REQUIRED WORK:
Please find all lines in the data that hold the string "niet" and copy them.
# start of MATERIAL SHOWN
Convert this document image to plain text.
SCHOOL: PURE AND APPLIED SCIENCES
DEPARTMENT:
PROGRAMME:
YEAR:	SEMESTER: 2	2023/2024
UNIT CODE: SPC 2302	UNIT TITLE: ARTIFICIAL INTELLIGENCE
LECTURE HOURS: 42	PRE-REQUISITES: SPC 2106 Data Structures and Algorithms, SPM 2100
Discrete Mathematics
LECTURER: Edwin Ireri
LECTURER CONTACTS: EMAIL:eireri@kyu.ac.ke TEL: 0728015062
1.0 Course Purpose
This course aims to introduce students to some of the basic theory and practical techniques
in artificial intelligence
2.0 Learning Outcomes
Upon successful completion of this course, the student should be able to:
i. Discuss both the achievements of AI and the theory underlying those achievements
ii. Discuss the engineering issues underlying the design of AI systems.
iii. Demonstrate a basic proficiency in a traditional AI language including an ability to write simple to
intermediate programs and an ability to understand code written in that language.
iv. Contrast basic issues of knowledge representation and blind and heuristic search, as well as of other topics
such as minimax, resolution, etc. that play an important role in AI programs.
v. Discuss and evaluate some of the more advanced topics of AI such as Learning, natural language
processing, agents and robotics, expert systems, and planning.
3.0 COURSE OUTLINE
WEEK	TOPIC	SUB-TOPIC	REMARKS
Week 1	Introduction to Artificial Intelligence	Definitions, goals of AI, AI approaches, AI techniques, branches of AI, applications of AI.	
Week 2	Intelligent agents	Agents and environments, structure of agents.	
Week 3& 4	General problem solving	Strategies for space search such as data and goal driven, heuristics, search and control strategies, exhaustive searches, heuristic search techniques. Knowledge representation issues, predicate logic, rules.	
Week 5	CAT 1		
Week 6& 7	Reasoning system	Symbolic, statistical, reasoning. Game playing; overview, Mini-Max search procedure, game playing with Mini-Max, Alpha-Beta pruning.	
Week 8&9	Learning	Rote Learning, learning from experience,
# end of MATERIAL SHOWN
# start of MATERIAL SHOWN
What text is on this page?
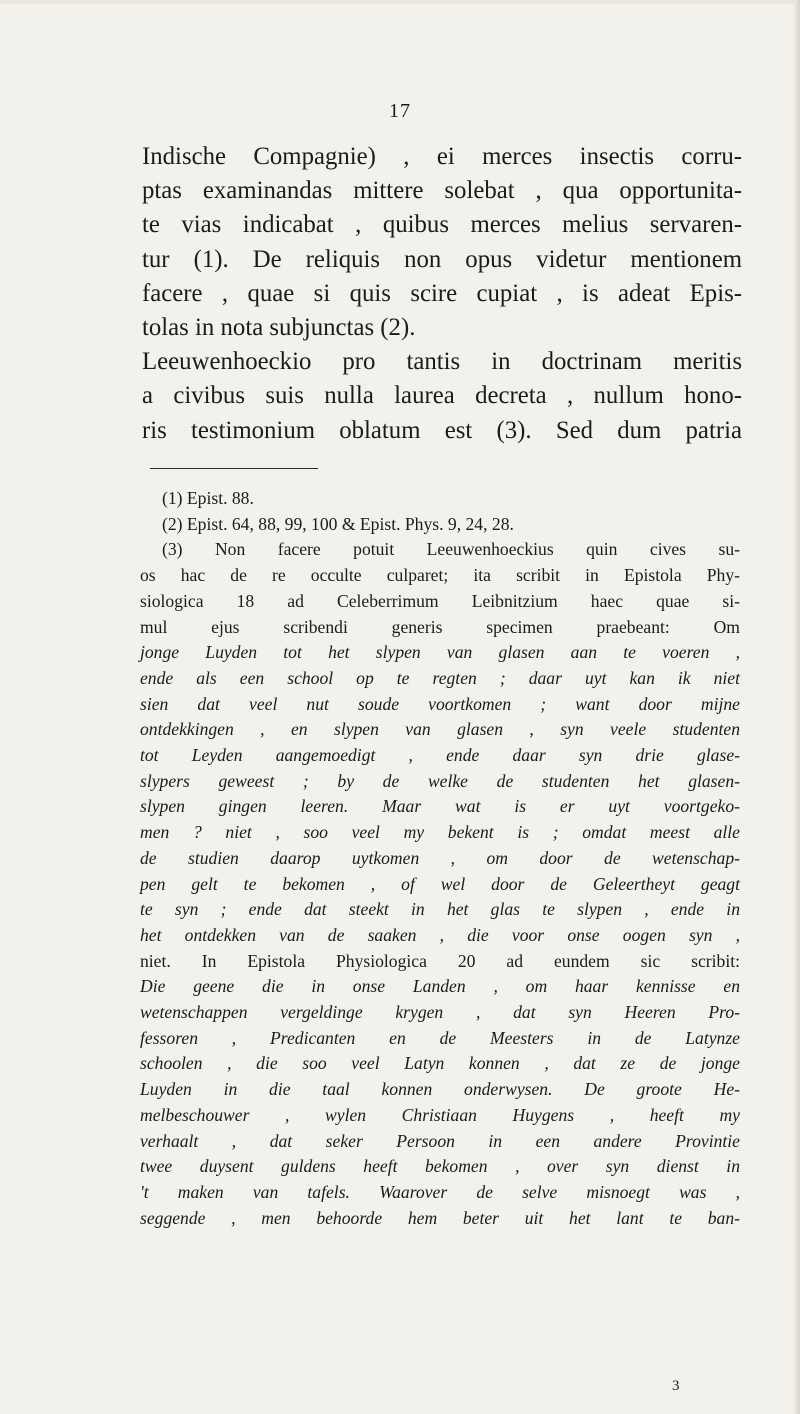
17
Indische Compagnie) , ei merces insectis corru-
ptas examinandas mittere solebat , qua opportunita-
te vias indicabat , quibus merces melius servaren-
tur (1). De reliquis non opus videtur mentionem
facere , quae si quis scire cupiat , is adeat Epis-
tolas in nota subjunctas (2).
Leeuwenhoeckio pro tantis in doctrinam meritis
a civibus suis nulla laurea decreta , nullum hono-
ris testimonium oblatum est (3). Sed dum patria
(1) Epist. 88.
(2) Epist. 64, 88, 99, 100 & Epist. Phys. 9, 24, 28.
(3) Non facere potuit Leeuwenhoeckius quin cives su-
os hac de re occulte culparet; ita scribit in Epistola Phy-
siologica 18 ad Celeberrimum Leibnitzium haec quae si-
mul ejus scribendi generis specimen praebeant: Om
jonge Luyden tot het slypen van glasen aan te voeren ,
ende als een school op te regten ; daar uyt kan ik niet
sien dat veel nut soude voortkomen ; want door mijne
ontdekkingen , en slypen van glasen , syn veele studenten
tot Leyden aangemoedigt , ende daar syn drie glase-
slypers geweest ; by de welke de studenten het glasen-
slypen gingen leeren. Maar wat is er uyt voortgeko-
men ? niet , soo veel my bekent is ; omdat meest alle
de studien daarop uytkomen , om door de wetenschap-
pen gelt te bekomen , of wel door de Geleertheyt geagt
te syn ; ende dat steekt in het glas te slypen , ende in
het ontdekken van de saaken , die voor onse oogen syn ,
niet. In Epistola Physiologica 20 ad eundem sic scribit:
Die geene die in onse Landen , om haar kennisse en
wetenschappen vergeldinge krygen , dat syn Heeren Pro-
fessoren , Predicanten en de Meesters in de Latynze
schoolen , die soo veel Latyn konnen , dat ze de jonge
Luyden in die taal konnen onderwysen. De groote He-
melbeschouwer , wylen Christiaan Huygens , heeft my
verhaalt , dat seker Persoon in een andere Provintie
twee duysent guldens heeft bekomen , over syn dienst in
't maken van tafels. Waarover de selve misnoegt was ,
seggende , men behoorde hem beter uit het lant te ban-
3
# end of MATERIAL SHOWN
# start of MATERIAL SHOWN
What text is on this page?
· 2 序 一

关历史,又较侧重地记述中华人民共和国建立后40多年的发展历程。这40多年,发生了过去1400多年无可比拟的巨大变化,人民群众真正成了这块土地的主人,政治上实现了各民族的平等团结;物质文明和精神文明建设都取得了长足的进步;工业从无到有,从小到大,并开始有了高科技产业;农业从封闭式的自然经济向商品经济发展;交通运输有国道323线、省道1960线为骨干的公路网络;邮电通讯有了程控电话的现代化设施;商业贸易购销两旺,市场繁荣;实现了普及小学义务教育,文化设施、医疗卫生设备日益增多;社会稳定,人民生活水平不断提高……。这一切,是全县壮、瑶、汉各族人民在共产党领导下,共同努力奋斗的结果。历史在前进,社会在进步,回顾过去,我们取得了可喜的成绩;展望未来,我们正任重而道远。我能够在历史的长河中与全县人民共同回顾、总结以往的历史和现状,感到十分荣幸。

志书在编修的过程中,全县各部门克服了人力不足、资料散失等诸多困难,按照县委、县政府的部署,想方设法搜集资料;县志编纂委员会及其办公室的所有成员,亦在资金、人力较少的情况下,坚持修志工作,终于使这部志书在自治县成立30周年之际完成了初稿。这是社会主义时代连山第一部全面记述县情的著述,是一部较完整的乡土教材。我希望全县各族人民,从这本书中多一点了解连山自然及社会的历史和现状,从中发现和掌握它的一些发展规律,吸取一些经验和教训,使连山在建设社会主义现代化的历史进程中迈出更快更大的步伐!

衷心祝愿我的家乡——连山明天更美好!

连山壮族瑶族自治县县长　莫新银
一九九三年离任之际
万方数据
# end of MATERIAL SHOWN
TASK RESPONSE:
ende als een school op te regten ; daar uyt kan ik niet
men ? niet , soo veel my bekent is ; omdat meest alle
niet. In Epistola Physiologica 20 ad eundem sic scribit:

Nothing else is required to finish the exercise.